From the line containing "Transcribe this chart's" to the end of the data, retype every line exactly and nothing else. Drop the pictures.

[Chart and figure data]
================================

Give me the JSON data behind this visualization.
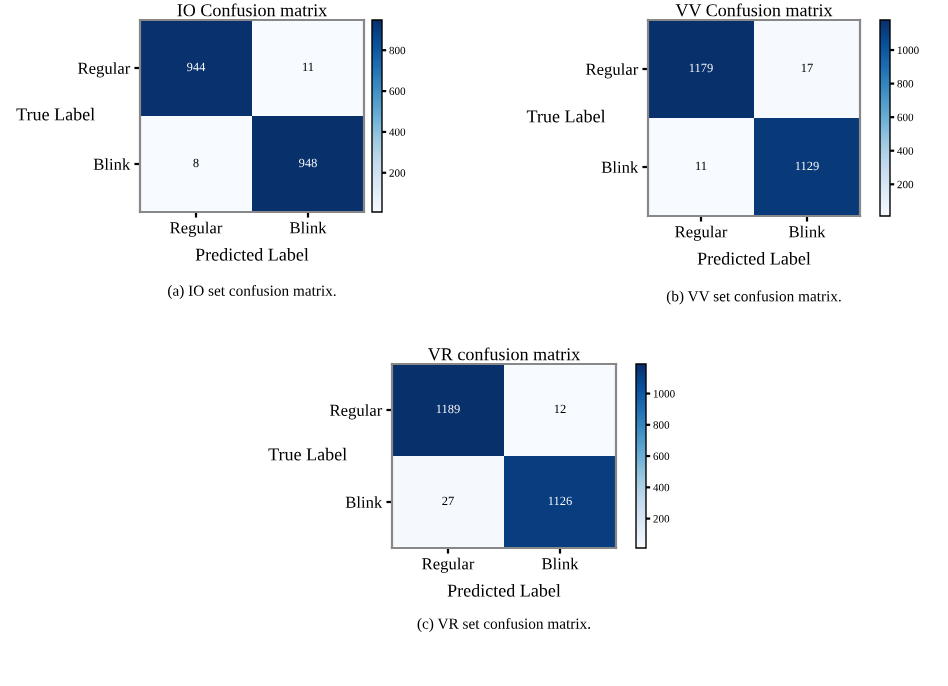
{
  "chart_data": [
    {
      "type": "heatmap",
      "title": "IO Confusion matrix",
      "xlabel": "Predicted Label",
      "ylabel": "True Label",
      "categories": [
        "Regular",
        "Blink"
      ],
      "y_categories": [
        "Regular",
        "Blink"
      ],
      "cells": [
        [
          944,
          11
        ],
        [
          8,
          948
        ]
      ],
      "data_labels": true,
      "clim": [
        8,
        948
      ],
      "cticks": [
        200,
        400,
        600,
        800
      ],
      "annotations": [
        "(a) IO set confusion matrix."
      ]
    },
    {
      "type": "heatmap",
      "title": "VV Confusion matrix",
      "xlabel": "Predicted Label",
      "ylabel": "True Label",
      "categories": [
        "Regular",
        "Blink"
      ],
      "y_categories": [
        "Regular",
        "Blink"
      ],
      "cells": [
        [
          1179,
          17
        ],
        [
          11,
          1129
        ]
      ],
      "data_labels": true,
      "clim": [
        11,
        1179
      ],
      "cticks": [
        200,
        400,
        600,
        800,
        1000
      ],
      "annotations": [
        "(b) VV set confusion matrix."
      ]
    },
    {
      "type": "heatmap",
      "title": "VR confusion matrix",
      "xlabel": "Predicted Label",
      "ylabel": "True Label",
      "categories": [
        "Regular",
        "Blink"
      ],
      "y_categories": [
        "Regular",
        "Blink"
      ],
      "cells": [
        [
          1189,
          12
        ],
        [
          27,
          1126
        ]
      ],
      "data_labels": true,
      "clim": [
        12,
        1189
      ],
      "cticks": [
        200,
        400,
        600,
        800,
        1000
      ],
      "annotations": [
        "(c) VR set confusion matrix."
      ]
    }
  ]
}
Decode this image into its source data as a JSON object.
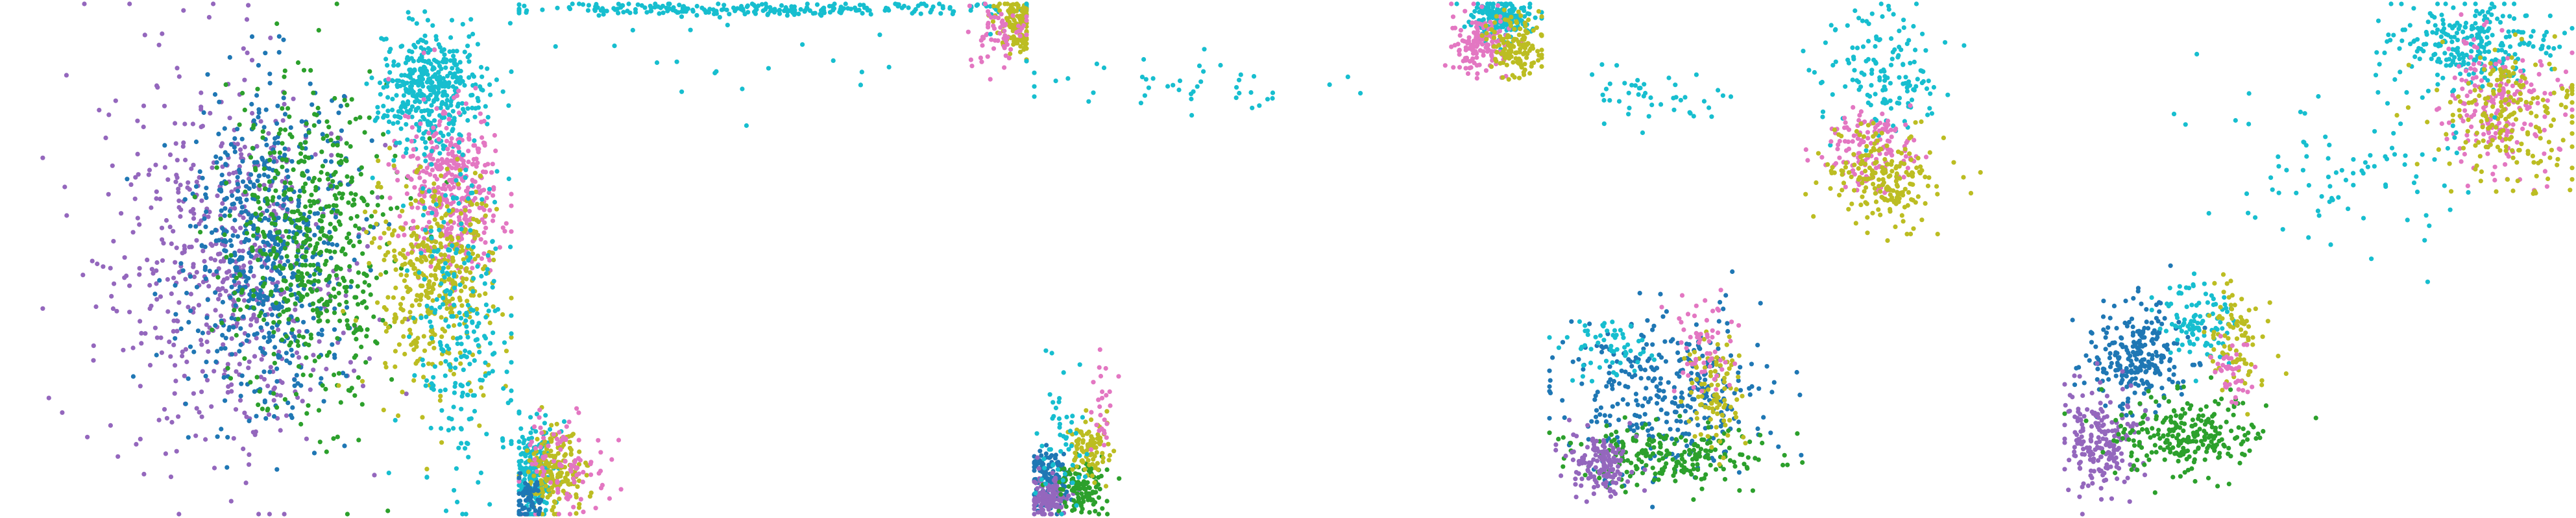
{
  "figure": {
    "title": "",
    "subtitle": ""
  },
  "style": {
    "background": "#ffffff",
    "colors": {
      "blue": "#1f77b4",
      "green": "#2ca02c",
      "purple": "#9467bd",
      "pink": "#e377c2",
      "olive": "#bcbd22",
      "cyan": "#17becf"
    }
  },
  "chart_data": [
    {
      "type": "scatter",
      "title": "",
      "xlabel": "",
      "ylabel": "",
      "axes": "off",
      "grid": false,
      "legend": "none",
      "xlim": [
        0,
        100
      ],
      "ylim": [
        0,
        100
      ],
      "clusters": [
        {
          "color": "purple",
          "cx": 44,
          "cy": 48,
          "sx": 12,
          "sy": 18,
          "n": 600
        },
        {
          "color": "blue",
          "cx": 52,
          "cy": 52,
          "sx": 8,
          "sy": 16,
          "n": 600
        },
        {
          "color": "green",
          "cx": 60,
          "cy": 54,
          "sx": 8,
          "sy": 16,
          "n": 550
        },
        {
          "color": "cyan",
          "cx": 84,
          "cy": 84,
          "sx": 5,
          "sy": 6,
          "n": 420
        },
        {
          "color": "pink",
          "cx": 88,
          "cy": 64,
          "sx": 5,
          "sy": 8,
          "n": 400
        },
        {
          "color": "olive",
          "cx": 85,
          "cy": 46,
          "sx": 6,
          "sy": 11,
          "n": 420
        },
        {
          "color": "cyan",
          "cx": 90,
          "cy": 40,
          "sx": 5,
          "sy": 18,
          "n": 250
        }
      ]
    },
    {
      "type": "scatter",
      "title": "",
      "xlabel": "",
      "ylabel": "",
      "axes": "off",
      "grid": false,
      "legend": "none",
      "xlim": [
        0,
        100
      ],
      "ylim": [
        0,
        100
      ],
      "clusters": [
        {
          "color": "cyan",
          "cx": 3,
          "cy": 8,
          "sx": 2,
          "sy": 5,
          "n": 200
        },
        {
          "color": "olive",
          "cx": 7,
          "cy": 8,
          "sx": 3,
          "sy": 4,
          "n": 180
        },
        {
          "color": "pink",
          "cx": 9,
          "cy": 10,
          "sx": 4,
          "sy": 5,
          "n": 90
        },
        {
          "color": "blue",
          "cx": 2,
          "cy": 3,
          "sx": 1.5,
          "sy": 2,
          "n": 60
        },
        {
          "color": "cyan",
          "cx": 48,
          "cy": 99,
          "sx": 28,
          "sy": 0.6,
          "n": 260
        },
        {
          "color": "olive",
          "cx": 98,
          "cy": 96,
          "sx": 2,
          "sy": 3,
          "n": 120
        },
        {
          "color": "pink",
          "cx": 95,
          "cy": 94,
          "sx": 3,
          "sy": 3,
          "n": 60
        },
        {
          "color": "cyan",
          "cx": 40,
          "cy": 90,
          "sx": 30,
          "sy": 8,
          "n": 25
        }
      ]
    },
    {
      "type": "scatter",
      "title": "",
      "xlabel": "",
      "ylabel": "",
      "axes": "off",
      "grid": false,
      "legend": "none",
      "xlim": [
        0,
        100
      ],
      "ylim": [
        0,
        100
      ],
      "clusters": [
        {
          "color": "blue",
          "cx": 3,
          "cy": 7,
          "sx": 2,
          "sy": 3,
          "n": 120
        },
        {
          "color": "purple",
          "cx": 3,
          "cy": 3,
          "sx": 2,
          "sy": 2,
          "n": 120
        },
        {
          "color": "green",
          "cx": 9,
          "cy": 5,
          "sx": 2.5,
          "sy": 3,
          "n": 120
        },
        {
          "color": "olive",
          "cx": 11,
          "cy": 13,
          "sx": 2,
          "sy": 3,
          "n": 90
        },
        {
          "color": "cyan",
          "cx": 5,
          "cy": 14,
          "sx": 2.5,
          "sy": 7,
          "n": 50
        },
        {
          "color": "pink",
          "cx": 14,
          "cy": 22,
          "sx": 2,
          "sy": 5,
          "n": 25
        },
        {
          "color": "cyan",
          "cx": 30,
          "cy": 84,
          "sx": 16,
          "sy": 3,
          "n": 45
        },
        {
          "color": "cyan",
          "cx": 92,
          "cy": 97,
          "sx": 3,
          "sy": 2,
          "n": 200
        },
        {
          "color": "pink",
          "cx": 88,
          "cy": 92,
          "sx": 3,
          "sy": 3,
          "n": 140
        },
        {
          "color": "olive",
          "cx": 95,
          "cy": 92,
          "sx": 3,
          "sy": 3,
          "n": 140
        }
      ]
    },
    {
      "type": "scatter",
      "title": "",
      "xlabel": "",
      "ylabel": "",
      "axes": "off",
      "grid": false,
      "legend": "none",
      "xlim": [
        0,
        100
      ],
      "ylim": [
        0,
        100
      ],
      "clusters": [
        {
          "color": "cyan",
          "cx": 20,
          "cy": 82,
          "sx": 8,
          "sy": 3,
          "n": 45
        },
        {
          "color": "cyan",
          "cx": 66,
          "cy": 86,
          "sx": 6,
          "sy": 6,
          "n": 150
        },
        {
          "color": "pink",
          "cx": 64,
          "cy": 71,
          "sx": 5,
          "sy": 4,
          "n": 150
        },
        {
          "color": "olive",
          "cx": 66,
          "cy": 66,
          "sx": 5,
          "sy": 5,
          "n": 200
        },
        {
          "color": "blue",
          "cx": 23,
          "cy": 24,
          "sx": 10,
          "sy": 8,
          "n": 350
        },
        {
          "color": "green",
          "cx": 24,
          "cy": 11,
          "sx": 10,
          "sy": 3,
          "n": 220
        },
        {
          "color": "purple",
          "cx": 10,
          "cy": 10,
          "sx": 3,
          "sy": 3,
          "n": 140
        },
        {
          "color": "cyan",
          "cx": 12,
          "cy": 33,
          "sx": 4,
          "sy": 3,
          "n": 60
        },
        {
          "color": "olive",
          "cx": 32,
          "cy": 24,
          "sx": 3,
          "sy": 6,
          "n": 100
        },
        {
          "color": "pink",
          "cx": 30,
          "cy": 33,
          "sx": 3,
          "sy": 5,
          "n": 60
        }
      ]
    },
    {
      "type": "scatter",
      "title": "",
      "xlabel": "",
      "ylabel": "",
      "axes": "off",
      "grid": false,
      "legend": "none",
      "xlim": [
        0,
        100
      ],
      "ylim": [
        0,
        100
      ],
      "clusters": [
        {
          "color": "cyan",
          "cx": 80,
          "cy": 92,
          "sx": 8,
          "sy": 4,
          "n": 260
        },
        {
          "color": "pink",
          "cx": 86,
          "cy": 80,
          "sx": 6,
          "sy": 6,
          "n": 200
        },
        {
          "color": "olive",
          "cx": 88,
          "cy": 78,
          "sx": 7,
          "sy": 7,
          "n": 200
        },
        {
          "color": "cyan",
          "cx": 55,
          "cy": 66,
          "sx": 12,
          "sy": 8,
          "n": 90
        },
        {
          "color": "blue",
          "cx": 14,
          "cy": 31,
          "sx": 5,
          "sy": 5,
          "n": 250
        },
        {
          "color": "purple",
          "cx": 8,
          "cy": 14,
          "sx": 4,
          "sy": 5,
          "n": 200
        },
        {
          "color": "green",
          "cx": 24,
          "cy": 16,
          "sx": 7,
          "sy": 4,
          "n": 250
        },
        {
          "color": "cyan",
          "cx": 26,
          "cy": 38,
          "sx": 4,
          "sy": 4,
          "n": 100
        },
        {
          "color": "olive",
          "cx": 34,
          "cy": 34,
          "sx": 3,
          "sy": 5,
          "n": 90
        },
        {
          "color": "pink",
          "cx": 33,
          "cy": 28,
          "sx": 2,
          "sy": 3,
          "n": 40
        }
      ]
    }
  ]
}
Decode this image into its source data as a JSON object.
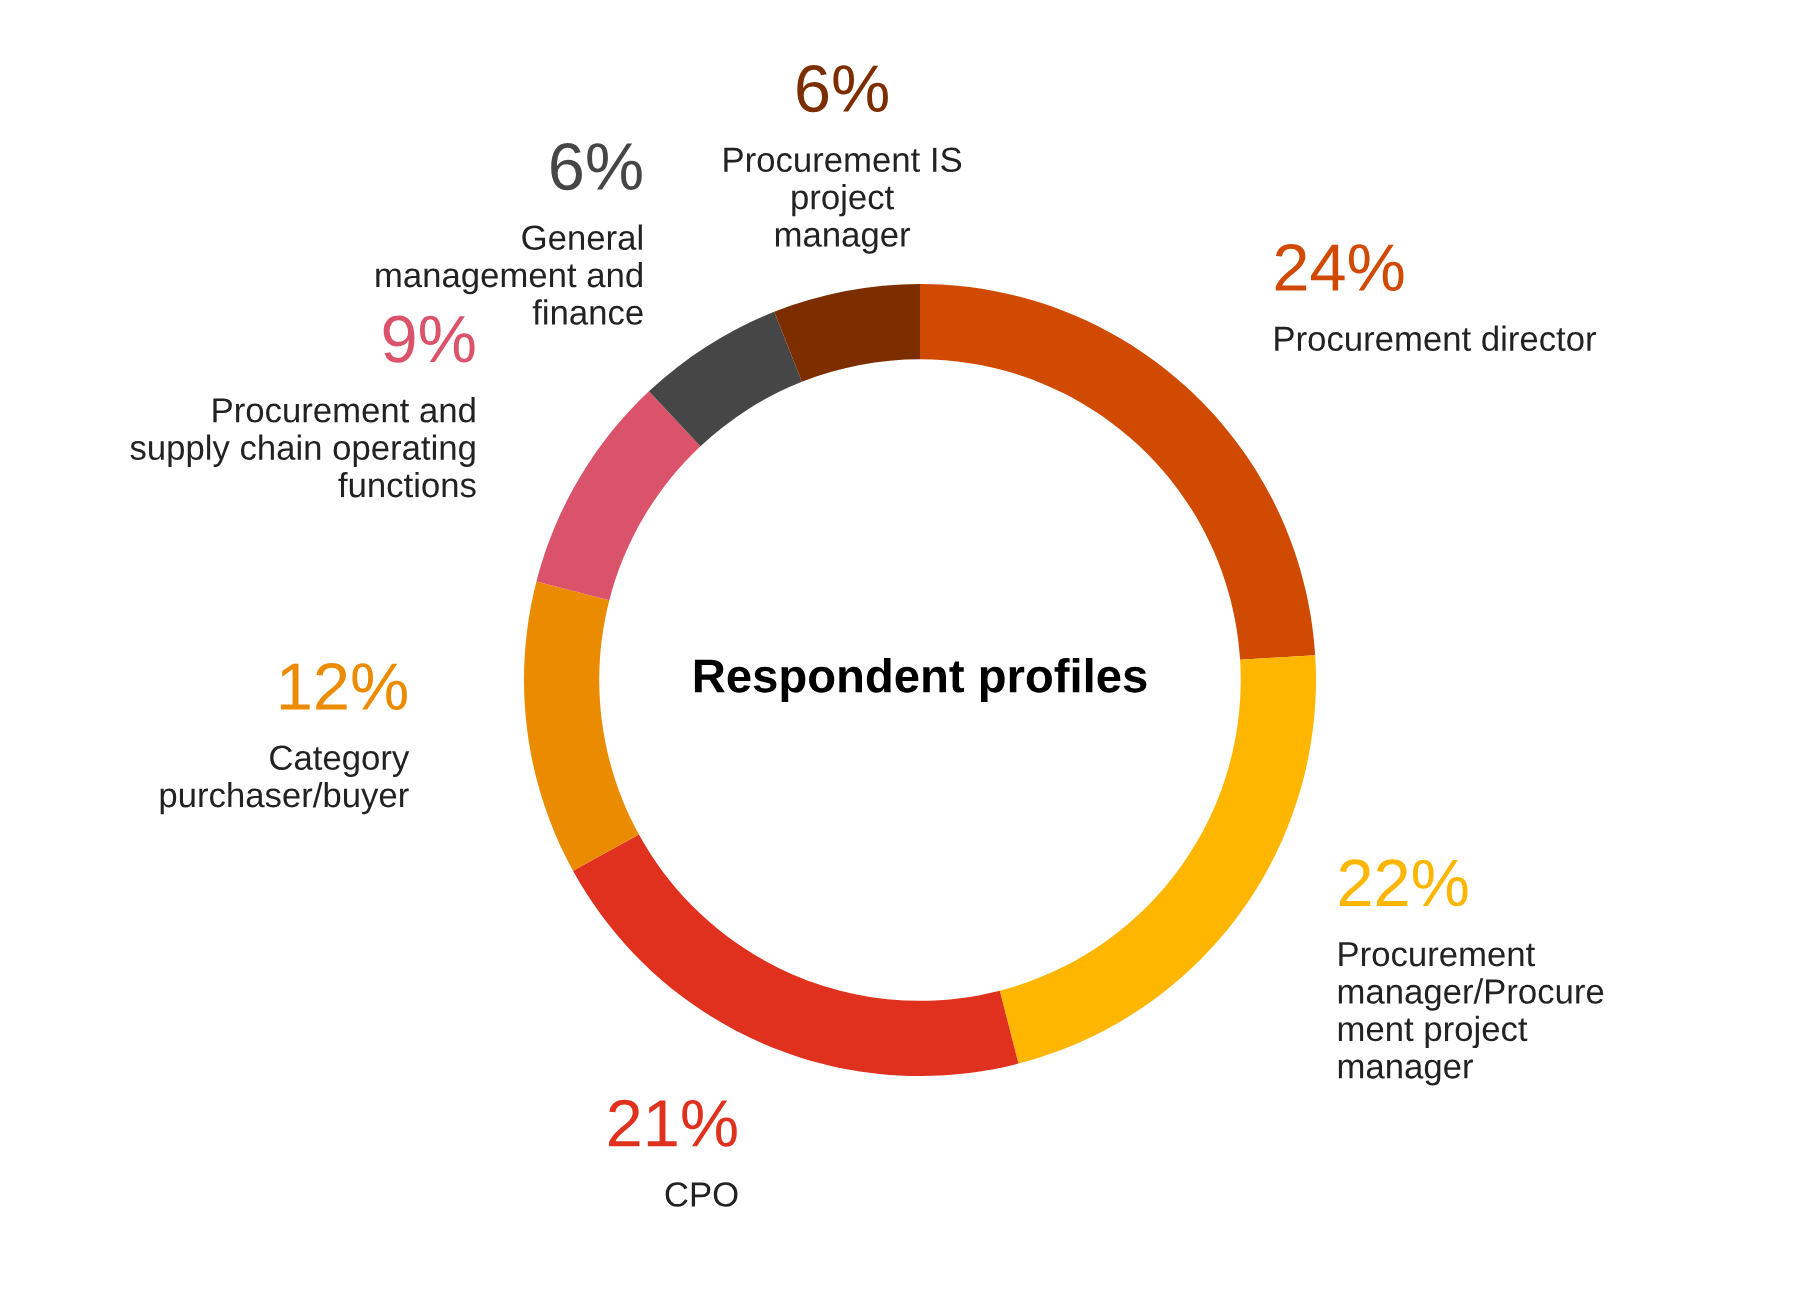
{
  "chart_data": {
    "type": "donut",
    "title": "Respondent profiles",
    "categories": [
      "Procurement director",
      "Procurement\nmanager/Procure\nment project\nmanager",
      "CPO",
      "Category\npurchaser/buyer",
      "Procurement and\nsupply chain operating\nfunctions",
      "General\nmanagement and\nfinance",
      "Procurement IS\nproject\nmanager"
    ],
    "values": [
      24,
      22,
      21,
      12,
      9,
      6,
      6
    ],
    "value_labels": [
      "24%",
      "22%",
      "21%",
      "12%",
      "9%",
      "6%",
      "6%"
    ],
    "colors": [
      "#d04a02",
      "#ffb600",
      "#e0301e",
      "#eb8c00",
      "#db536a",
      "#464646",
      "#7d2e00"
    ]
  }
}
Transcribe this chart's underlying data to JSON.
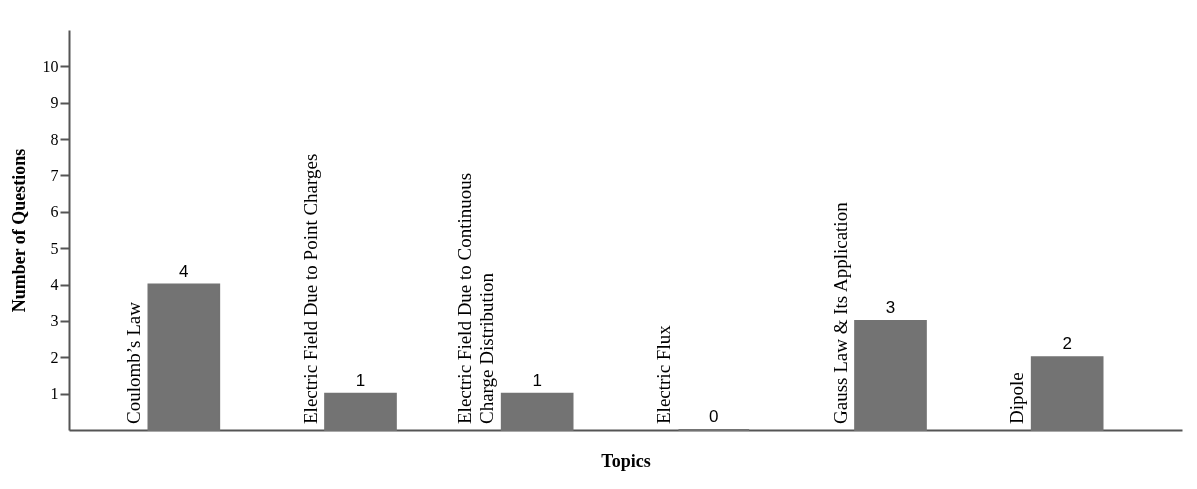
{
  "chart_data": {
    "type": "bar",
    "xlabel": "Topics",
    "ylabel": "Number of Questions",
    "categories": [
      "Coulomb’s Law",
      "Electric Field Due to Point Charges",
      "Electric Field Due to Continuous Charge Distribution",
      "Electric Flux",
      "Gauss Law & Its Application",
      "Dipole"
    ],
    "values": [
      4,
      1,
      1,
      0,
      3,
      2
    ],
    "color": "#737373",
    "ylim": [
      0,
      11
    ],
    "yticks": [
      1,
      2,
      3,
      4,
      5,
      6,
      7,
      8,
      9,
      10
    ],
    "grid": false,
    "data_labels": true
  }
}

================================

Problem solution:
Transcribe this chart's underlying data to JSON.
{
  "chart_data": {
    "type": "bar",
    "xlabel": "Topics",
    "ylabel": "Number of Questions",
    "categories": [
      "Coulomb’s Law",
      "Electric Field Due to Point Charges",
      "Electric Field Due to Continuous Charge Distribution",
      "Electric Flux",
      "Gauss Law & Its Application",
      "Dipole"
    ],
    "values": [
      4,
      1,
      1,
      0,
      3,
      2
    ],
    "color": "#737373",
    "ylim": [
      0,
      11
    ],
    "yticks": [
      1,
      2,
      3,
      4,
      5,
      6,
      7,
      8,
      9,
      10
    ],
    "grid": false,
    "data_labels": true
  }
}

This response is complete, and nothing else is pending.